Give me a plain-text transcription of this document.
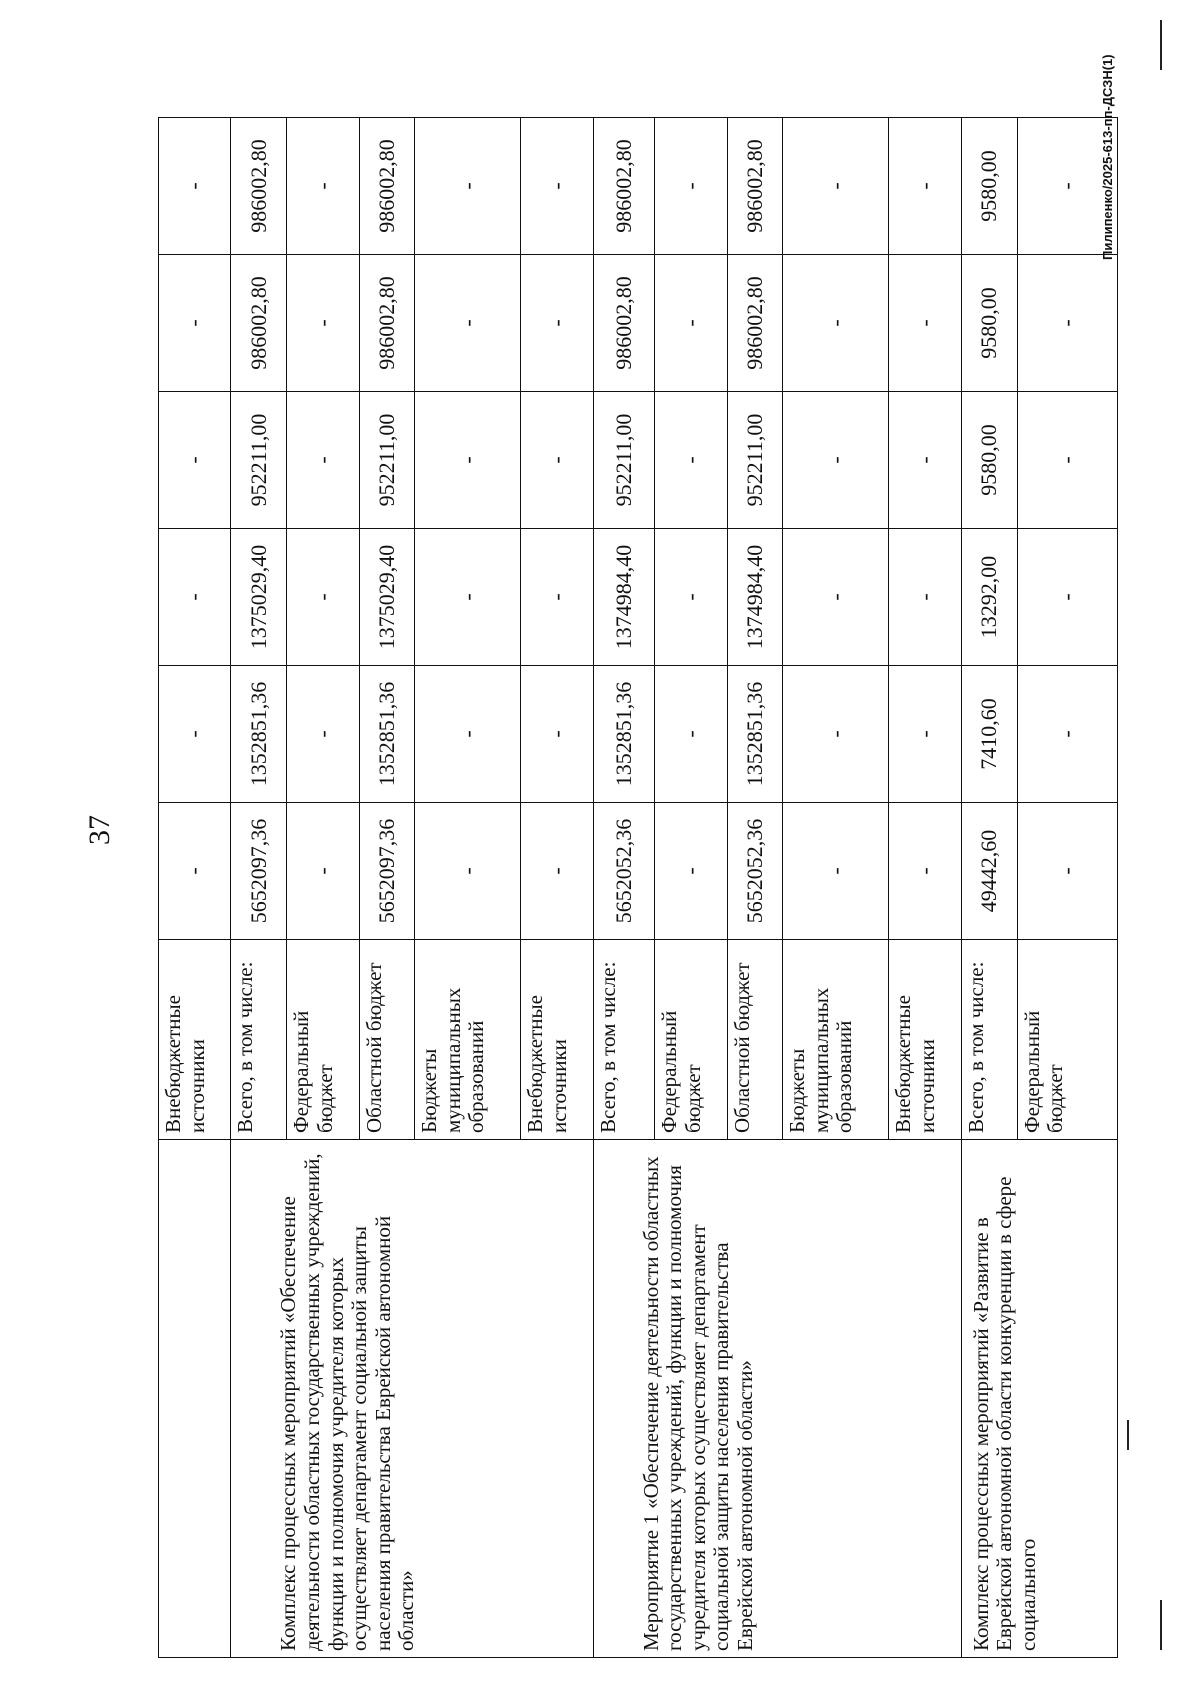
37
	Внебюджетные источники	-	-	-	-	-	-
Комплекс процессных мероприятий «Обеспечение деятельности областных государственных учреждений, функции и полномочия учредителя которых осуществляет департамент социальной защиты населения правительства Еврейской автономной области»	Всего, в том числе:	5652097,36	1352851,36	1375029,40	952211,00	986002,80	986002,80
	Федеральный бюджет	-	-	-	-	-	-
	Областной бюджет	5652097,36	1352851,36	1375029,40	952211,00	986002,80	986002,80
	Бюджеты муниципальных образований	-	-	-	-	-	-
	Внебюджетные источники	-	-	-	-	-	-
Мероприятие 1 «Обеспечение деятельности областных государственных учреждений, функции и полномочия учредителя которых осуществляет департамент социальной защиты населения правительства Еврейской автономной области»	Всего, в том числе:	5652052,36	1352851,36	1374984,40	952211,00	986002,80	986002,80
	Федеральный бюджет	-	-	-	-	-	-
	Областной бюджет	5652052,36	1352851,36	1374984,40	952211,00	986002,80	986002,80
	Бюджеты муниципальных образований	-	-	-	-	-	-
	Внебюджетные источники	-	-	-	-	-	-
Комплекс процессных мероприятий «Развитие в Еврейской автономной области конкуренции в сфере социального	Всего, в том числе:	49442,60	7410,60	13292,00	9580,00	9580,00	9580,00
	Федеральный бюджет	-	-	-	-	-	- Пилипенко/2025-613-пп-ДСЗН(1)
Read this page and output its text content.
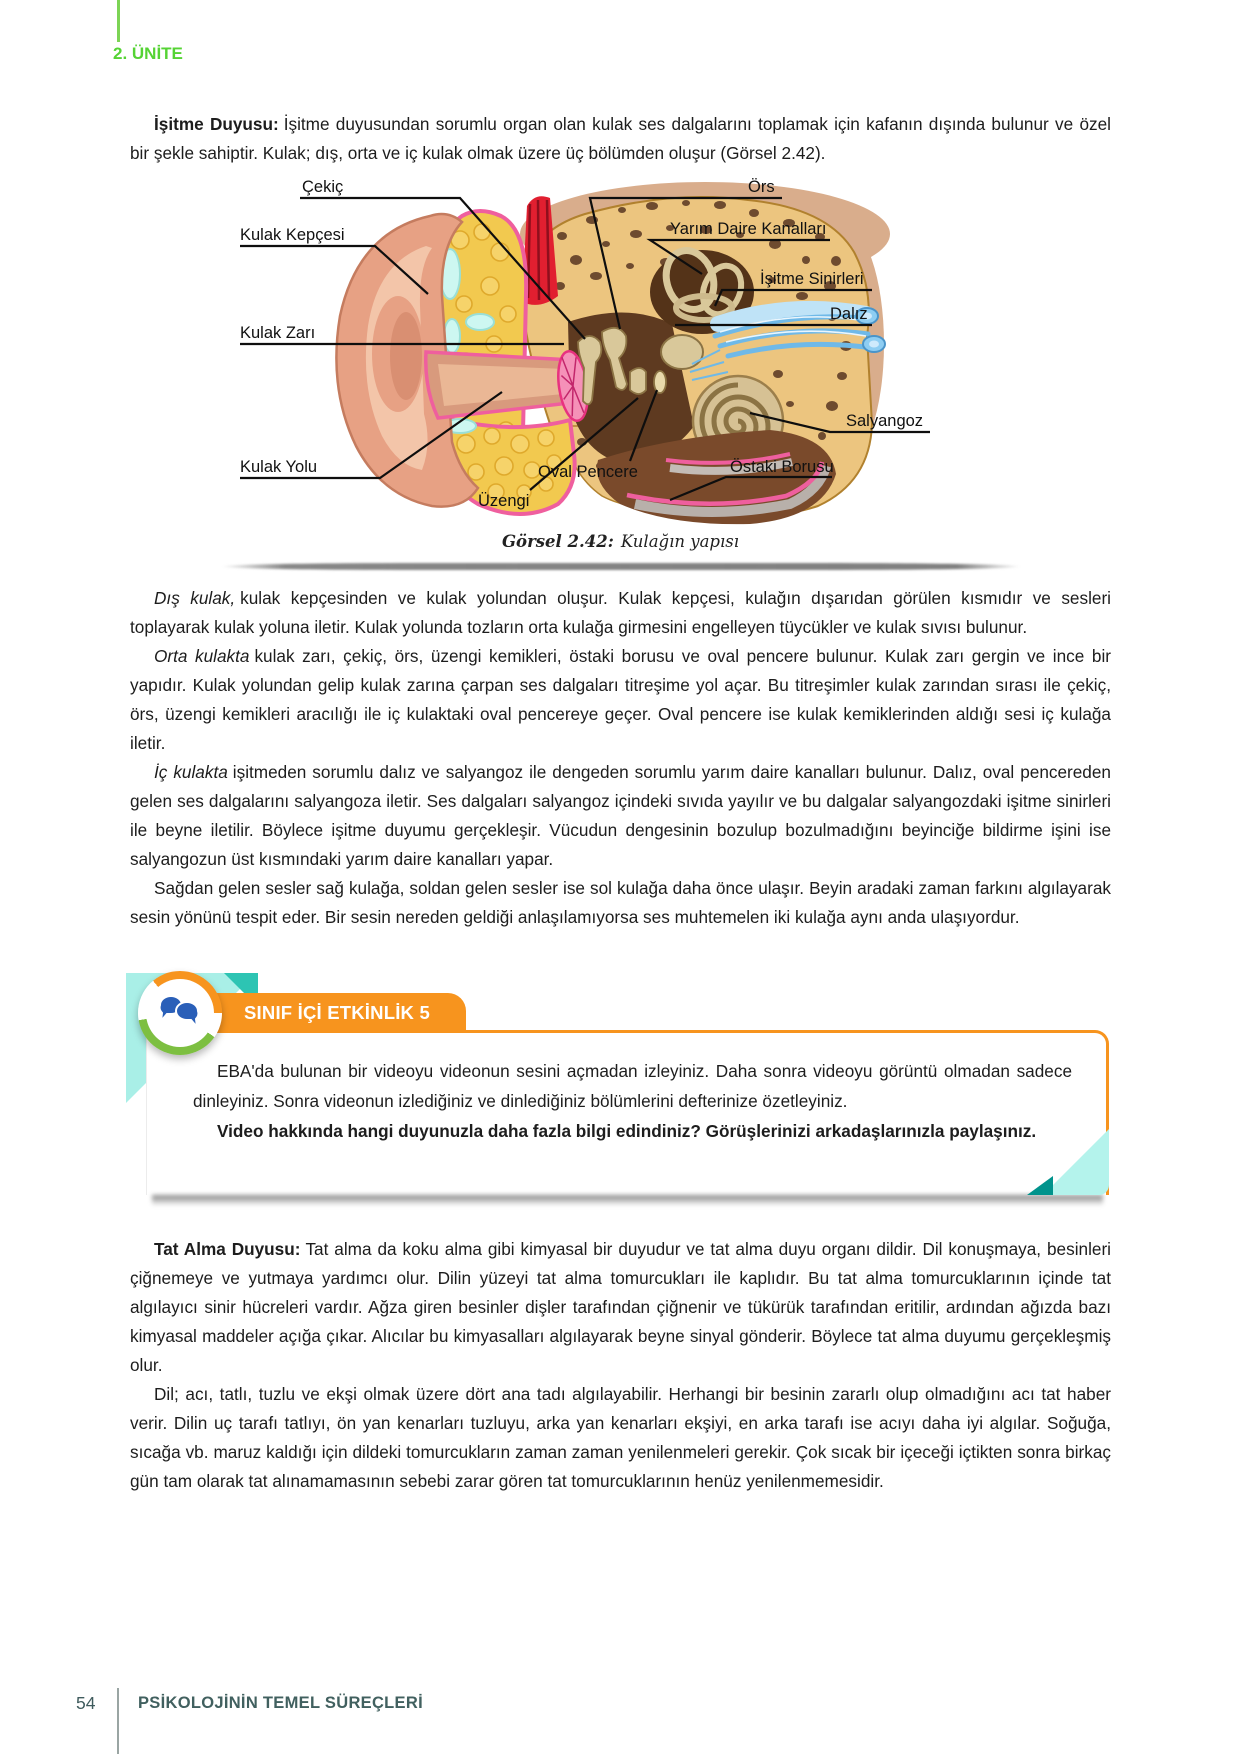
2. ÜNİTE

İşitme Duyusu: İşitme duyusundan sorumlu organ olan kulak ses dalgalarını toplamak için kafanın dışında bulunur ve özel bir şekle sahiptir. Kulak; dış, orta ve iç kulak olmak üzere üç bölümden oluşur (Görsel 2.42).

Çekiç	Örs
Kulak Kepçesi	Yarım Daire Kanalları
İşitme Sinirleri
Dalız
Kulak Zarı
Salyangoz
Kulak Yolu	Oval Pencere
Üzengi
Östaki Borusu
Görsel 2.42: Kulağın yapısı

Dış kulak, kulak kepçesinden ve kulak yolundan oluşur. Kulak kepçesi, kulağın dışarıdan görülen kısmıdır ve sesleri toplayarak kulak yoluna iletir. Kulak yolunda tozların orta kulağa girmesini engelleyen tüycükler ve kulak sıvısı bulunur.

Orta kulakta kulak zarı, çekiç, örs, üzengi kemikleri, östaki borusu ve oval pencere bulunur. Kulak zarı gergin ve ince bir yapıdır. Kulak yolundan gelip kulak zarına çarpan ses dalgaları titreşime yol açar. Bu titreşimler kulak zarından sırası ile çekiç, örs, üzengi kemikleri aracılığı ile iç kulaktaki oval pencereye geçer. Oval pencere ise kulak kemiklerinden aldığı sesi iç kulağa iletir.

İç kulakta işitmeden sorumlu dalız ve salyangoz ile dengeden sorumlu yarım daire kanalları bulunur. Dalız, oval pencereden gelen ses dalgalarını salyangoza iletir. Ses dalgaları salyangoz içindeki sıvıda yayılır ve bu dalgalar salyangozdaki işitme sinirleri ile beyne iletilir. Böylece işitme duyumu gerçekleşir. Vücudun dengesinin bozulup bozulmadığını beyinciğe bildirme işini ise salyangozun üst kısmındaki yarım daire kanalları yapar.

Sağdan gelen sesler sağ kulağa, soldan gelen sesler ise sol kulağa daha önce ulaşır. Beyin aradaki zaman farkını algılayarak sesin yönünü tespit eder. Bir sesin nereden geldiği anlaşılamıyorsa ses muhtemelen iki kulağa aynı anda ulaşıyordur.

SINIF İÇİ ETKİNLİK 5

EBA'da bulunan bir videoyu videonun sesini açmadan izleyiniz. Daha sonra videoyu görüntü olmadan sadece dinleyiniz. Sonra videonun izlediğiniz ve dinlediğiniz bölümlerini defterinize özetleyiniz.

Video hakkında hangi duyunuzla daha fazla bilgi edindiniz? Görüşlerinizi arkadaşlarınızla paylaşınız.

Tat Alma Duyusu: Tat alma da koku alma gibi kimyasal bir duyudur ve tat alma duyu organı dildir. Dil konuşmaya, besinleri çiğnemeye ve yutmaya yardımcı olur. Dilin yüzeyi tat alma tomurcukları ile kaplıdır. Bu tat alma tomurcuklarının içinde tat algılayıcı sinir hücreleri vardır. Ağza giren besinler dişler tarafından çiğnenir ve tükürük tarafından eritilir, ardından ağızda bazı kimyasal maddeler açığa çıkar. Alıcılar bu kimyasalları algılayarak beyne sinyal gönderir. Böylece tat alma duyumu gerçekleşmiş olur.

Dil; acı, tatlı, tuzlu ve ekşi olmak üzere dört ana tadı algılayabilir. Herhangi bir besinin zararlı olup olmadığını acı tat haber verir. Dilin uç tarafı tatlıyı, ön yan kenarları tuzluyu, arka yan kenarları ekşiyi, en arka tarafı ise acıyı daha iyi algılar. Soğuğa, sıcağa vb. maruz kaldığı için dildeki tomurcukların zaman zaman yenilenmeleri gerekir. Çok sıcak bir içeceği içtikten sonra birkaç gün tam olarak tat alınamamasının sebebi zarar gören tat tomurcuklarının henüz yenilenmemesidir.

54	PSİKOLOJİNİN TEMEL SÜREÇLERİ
■ ■ ■ ■
EXERCISE DETAILS:
Leave out the pictures and print each record exactly as it stands.

CORRECT RESPONSE:
Give me a plain-text transcription of this document.
37
	Внебюджетные источники	-	-	-	-	-	-
Комплекс процессных мероприятий «Обеспечение деятельности областных государственных учреждений, функции и полномочия учредителя которых осуществляет департамент социальной защиты населения правительства Еврейской автономной области»	Всего, в том числе:	5652097,36	1352851,36	1375029,40	952211,00	986002,80	986002,80
	Федеральный бюджет	-	-	-	-	-	-
	Областной бюджет	5652097,36	1352851,36	1375029,40	952211,00	986002,80	986002,80
	Бюджеты муниципальных образований	-	-	-	-	-	-
	Внебюджетные источники	-	-	-	-	-	-
Мероприятие 1 «Обеспечение деятельности областных государственных учреждений, функции и полномочия учредителя которых осуществляет департамент социальной защиты населения правительства Еврейской автономной области»	Всего, в том числе:	5652052,36	1352851,36	1374984,40	952211,00	986002,80	986002,80
	Федеральный бюджет	-	-	-	-	-	-
	Областной бюджет	5652052,36	1352851,36	1374984,40	952211,00	986002,80	986002,80
	Бюджеты муниципальных образований	-	-	-	-	-	-
	Внебюджетные источники	-	-	-	-	-	-
Комплекс процессных мероприятий «Развитие в Еврейской автономной области конкуренции в сфере социального	Всего, в том числе:	49442,60	7410,60	13292,00	9580,00	9580,00	9580,00
	Федеральный бюджет	-	-	-	-	-	- Пилипенко/2025-613-пп-ДСЗН(1)
Read this page and output its text content.
2. ÜNİTE

İşitme Duyusu: İşitme duyusundan sorumlu organ olan kulak ses dalgalarını toplamak için kafanın dışında bulunur ve özel bir şekle sahiptir. Kulak; dış, orta ve iç kulak olmak üzere üç bölümden oluşur (Görsel 2.42).

Çekiç	Örs
Kulak Kepçesi	Yarım Daire Kanalları
İşitme Sinirleri
Dalız
Kulak Zarı
Salyangoz
Kulak Yolu	Oval Pencere
Üzengi
Östaki Borusu
Görsel 2.42: Kulağın yapısı

Dış kulak, kulak kepçesinden ve kulak yolundan oluşur. Kulak kepçesi, kulağın dışarıdan görülen kısmıdır ve sesleri toplayarak kulak yoluna iletir. Kulak yolunda tozların orta kulağa girmesini engelleyen tüycükler ve kulak sıvısı bulunur.

Orta kulakta kulak zarı, çekiç, örs, üzengi kemikleri, östaki borusu ve oval pencere bulunur. Kulak zarı gergin ve ince bir yapıdır. Kulak yolundan gelip kulak zarına çarpan ses dalgaları titreşime yol açar. Bu titreşimler kulak zarından sırası ile çekiç, örs, üzengi kemikleri aracılığı ile iç kulaktaki oval pencereye geçer. Oval pencere ise kulak kemiklerinden aldığı sesi iç kulağa iletir.

İç kulakta işitmeden sorumlu dalız ve salyangoz ile dengeden sorumlu yarım daire kanalları bulunur. Dalız, oval pencereden gelen ses dalgalarını salyangoza iletir. Ses dalgaları salyangoz içindeki sıvıda yayılır ve bu dalgalar salyangozdaki işitme sinirleri ile beyne iletilir. Böylece işitme duyumu gerçekleşir. Vücudun dengesinin bozulup bozulmadığını beyinciğe bildirme işini ise salyangozun üst kısmındaki yarım daire kanalları yapar.

Sağdan gelen sesler sağ kulağa, soldan gelen sesler ise sol kulağa daha önce ulaşır. Beyin aradaki zaman farkını algılayarak sesin yönünü tespit eder. Bir sesin nereden geldiği anlaşılamıyorsa ses muhtemelen iki kulağa aynı anda ulaşıyordur.

SINIF İÇİ ETKİNLİK 5

EBA'da bulunan bir videoyu videonun sesini açmadan izleyiniz. Daha sonra videoyu görüntü olmadan sadece dinleyiniz. Sonra videonun izlediğiniz ve dinlediğiniz bölümlerini defterinize özetleyiniz.

Video hakkında hangi duyunuzla daha fazla bilgi edindiniz? Görüşlerinizi arkadaşlarınızla paylaşınız.

Tat Alma Duyusu: Tat alma da koku alma gibi kimyasal bir duyudur ve tat alma duyu organı dildir. Dil konuşmaya, besinleri çiğnemeye ve yutmaya yardımcı olur. Dilin yüzeyi tat alma tomurcukları ile kaplıdır. Bu tat alma tomurcuklarının içinde tat algılayıcı sinir hücreleri vardır. Ağza giren besinler dişler tarafından çiğnenir ve tükürük tarafından eritilir, ardından ağızda bazı kimyasal maddeler açığa çıkar. Alıcılar bu kimyasalları algılayarak beyne sinyal gönderir. Böylece tat alma duyumu gerçekleşmiş olur.

Dil; acı, tatlı, tuzlu ve ekşi olmak üzere dört ana tadı algılayabilir. Herhangi bir besinin zararlı olup olmadığını acı tat haber verir. Dilin uç tarafı tatlıyı, ön yan kenarları tuzluyu, arka yan kenarları ekşiyi, en arka tarafı ise acıyı daha iyi algılar. Soğuğa, sıcağa vb. maruz kaldığı için dildeki tomurcukların zaman zaman yenilenmeleri gerekir. Çok sıcak bir içeceği içtikten sonra birkaç gün tam olarak tat alınamamasının sebebi zarar gören tat tomurcuklarının henüz yenilenmemesidir.

54	PSİKOLOJİNİN TEMEL SÜREÇLERİ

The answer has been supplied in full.